**To be done**
Set down every record once more, exactly as given.

Figure dataset records:
****************************************

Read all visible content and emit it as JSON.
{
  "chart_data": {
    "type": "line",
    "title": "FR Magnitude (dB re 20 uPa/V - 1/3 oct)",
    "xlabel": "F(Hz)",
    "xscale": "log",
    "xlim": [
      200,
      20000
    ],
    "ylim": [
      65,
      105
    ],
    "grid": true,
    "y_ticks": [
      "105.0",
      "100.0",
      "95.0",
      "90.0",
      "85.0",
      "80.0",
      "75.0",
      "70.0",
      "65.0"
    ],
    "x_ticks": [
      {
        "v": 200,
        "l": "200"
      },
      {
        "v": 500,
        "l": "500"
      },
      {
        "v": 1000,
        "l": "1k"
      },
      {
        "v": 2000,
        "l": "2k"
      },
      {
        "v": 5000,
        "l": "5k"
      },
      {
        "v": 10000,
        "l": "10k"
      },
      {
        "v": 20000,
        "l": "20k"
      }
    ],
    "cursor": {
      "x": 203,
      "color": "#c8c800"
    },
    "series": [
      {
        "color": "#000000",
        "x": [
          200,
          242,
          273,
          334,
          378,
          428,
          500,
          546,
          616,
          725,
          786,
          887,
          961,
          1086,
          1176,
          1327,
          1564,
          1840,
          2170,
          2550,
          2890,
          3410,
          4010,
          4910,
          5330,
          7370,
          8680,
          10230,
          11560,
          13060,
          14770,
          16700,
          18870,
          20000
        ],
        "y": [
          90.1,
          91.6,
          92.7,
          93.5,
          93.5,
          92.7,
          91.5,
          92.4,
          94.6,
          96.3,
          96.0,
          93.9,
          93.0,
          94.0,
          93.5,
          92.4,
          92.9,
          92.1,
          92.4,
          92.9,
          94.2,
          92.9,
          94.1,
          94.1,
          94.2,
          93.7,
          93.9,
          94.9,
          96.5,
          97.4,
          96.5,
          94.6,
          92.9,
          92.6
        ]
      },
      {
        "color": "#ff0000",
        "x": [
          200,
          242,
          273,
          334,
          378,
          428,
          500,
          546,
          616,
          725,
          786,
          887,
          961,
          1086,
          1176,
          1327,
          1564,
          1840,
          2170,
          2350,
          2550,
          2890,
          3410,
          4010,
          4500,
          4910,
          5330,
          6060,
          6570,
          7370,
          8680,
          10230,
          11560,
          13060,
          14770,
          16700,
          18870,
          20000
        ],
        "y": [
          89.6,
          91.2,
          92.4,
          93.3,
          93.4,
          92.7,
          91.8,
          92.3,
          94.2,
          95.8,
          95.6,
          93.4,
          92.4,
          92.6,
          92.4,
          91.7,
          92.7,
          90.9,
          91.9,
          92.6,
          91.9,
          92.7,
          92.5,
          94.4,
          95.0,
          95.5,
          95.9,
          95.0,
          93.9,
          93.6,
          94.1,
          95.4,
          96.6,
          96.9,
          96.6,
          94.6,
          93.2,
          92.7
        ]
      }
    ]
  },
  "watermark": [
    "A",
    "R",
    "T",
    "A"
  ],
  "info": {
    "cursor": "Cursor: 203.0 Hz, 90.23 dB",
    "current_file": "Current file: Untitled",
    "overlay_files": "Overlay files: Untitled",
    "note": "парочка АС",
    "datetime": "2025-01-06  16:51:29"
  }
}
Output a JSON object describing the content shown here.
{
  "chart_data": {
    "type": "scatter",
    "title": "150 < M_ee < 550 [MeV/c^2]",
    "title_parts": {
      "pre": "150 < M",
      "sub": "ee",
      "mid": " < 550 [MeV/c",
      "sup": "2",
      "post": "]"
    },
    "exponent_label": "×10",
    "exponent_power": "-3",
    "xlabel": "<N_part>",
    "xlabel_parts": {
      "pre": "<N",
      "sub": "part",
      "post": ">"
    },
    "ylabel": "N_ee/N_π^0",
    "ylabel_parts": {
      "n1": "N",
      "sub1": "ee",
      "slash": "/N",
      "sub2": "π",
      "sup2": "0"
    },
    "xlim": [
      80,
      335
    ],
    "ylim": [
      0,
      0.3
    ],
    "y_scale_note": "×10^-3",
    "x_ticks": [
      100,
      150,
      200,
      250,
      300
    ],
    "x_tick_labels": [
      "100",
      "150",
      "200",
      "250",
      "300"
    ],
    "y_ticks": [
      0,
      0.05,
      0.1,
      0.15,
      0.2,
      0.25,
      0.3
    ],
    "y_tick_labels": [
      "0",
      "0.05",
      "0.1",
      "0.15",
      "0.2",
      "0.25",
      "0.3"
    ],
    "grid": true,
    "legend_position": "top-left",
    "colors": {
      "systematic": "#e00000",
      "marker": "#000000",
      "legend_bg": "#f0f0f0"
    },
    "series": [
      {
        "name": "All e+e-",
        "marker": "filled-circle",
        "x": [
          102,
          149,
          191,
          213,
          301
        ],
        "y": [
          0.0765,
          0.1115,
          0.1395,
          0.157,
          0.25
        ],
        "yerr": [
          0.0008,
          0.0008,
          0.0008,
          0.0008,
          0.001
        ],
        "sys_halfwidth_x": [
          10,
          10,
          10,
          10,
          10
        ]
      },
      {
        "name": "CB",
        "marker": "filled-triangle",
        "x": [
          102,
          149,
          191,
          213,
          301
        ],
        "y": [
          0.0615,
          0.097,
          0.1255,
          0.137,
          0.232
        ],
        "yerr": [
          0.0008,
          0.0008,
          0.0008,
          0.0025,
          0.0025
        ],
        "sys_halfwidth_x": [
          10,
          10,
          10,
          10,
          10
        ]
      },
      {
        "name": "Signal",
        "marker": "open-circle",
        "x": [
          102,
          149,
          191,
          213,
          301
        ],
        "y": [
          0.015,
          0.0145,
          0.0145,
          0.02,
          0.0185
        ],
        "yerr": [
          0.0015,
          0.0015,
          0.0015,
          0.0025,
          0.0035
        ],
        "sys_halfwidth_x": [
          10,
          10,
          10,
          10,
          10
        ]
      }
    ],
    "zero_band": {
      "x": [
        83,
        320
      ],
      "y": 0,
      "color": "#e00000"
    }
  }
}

****************************************

**Complete answer**
Read all visible content and emit it as JSON.
{
  "chart_data": {
    "type": "line",
    "title": "FR Magnitude (dB re 20 uPa/V - 1/3 oct)",
    "xlabel": "F(Hz)",
    "xscale": "log",
    "xlim": [
      200,
      20000
    ],
    "ylim": [
      65,
      105
    ],
    "grid": true,
    "y_ticks": [
      "105.0",
      "100.0",
      "95.0",
      "90.0",
      "85.0",
      "80.0",
      "75.0",
      "70.0",
      "65.0"
    ],
    "x_ticks": [
      {
        "v": 200,
        "l": "200"
      },
      {
        "v": 500,
        "l": "500"
      },
      {
        "v": 1000,
        "l": "1k"
      },
      {
        "v": 2000,
        "l": "2k"
      },
      {
        "v": 5000,
        "l": "5k"
      },
      {
        "v": 10000,
        "l": "10k"
      },
      {
        "v": 20000,
        "l": "20k"
      }
    ],
    "cursor": {
      "x": 203,
      "color": "#c8c800"
    },
    "series": [
      {
        "color": "#000000",
        "x": [
          200,
          242,
          273,
          334,
          378,
          428,
          500,
          546,
          616,
          725,
          786,
          887,
          961,
          1086,
          1176,
          1327,
          1564,
          1840,
          2170,
          2550,
          2890,
          3410,
          4010,
          4910,
          5330,
          7370,
          8680,
          10230,
          11560,
          13060,
          14770,
          16700,
          18870,
          20000
        ],
        "y": [
          90.1,
          91.6,
          92.7,
          93.5,
          93.5,
          92.7,
          91.5,
          92.4,
          94.6,
          96.3,
          96.0,
          93.9,
          93.0,
          94.0,
          93.5,
          92.4,
          92.9,
          92.1,
          92.4,
          92.9,
          94.2,
          92.9,
          94.1,
          94.1,
          94.2,
          93.7,
          93.9,
          94.9,
          96.5,
          97.4,
          96.5,
          94.6,
          92.9,
          92.6
        ]
      },
      {
        "color": "#ff0000",
        "x": [
          200,
          242,
          273,
          334,
          378,
          428,
          500,
          546,
          616,
          725,
          786,
          887,
          961,
          1086,
          1176,
          1327,
          1564,
          1840,
          2170,
          2350,
          2550,
          2890,
          3410,
          4010,
          4500,
          4910,
          5330,
          6060,
          6570,
          7370,
          8680,
          10230,
          11560,
          13060,
          14770,
          16700,
          18870,
          20000
        ],
        "y": [
          89.6,
          91.2,
          92.4,
          93.3,
          93.4,
          92.7,
          91.8,
          92.3,
          94.2,
          95.8,
          95.6,
          93.4,
          92.4,
          92.6,
          92.4,
          91.7,
          92.7,
          90.9,
          91.9,
          92.6,
          91.9,
          92.7,
          92.5,
          94.4,
          95.0,
          95.5,
          95.9,
          95.0,
          93.9,
          93.6,
          94.1,
          95.4,
          96.6,
          96.9,
          96.6,
          94.6,
          93.2,
          92.7
        ]
      }
    ]
  },
  "watermark": [
    "A",
    "R",
    "T",
    "A"
  ],
  "info": {
    "cursor": "Cursor: 203.0 Hz, 90.23 dB",
    "current_file": "Current file: Untitled",
    "overlay_files": "Overlay files: Untitled",
    "note": "парочка АС",
    "datetime": "2025-01-06  16:51:29"
  }
}
Output a JSON object describing the content shown here.
{
  "chart_data": {
    "type": "scatter",
    "title": "150 < M_ee < 550 [MeV/c^2]",
    "title_parts": {
      "pre": "150 < M",
      "sub": "ee",
      "mid": " < 550 [MeV/c",
      "sup": "2",
      "post": "]"
    },
    "exponent_label": "×10",
    "exponent_power": "-3",
    "xlabel": "<N_part>",
    "xlabel_parts": {
      "pre": "<N",
      "sub": "part",
      "post": ">"
    },
    "ylabel": "N_ee/N_π^0",
    "ylabel_parts": {
      "n1": "N",
      "sub1": "ee",
      "slash": "/N",
      "sub2": "π",
      "sup2": "0"
    },
    "xlim": [
      80,
      335
    ],
    "ylim": [
      0,
      0.3
    ],
    "y_scale_note": "×10^-3",
    "x_ticks": [
      100,
      150,
      200,
      250,
      300
    ],
    "x_tick_labels": [
      "100",
      "150",
      "200",
      "250",
      "300"
    ],
    "y_ticks": [
      0,
      0.05,
      0.1,
      0.15,
      0.2,
      0.25,
      0.3
    ],
    "y_tick_labels": [
      "0",
      "0.05",
      "0.1",
      "0.15",
      "0.2",
      "0.25",
      "0.3"
    ],
    "grid": true,
    "legend_position": "top-left",
    "colors": {
      "systematic": "#e00000",
      "marker": "#000000",
      "legend_bg": "#f0f0f0"
    },
    "series": [
      {
        "name": "All e+e-",
        "marker": "filled-circle",
        "x": [
          102,
          149,
          191,
          213,
          301
        ],
        "y": [
          0.0765,
          0.1115,
          0.1395,
          0.157,
          0.25
        ],
        "yerr": [
          0.0008,
          0.0008,
          0.0008,
          0.0008,
          0.001
        ],
        "sys_halfwidth_x": [
          10,
          10,
          10,
          10,
          10
        ]
      },
      {
        "name": "CB",
        "marker": "filled-triangle",
        "x": [
          102,
          149,
          191,
          213,
          301
        ],
        "y": [
          0.0615,
          0.097,
          0.1255,
          0.137,
          0.232
        ],
        "yerr": [
          0.0008,
          0.0008,
          0.0008,
          0.0025,
          0.0025
        ],
        "sys_halfwidth_x": [
          10,
          10,
          10,
          10,
          10
        ]
      },
      {
        "name": "Signal",
        "marker": "open-circle",
        "x": [
          102,
          149,
          191,
          213,
          301
        ],
        "y": [
          0.015,
          0.0145,
          0.0145,
          0.02,
          0.0185
        ],
        "yerr": [
          0.0015,
          0.0015,
          0.0015,
          0.0025,
          0.0035
        ],
        "sys_halfwidth_x": [
          10,
          10,
          10,
          10,
          10
        ]
      }
    ],
    "zero_band": {
      "x": [
        83,
        320
      ],
      "y": 0,
      "color": "#e00000"
    }
  }
}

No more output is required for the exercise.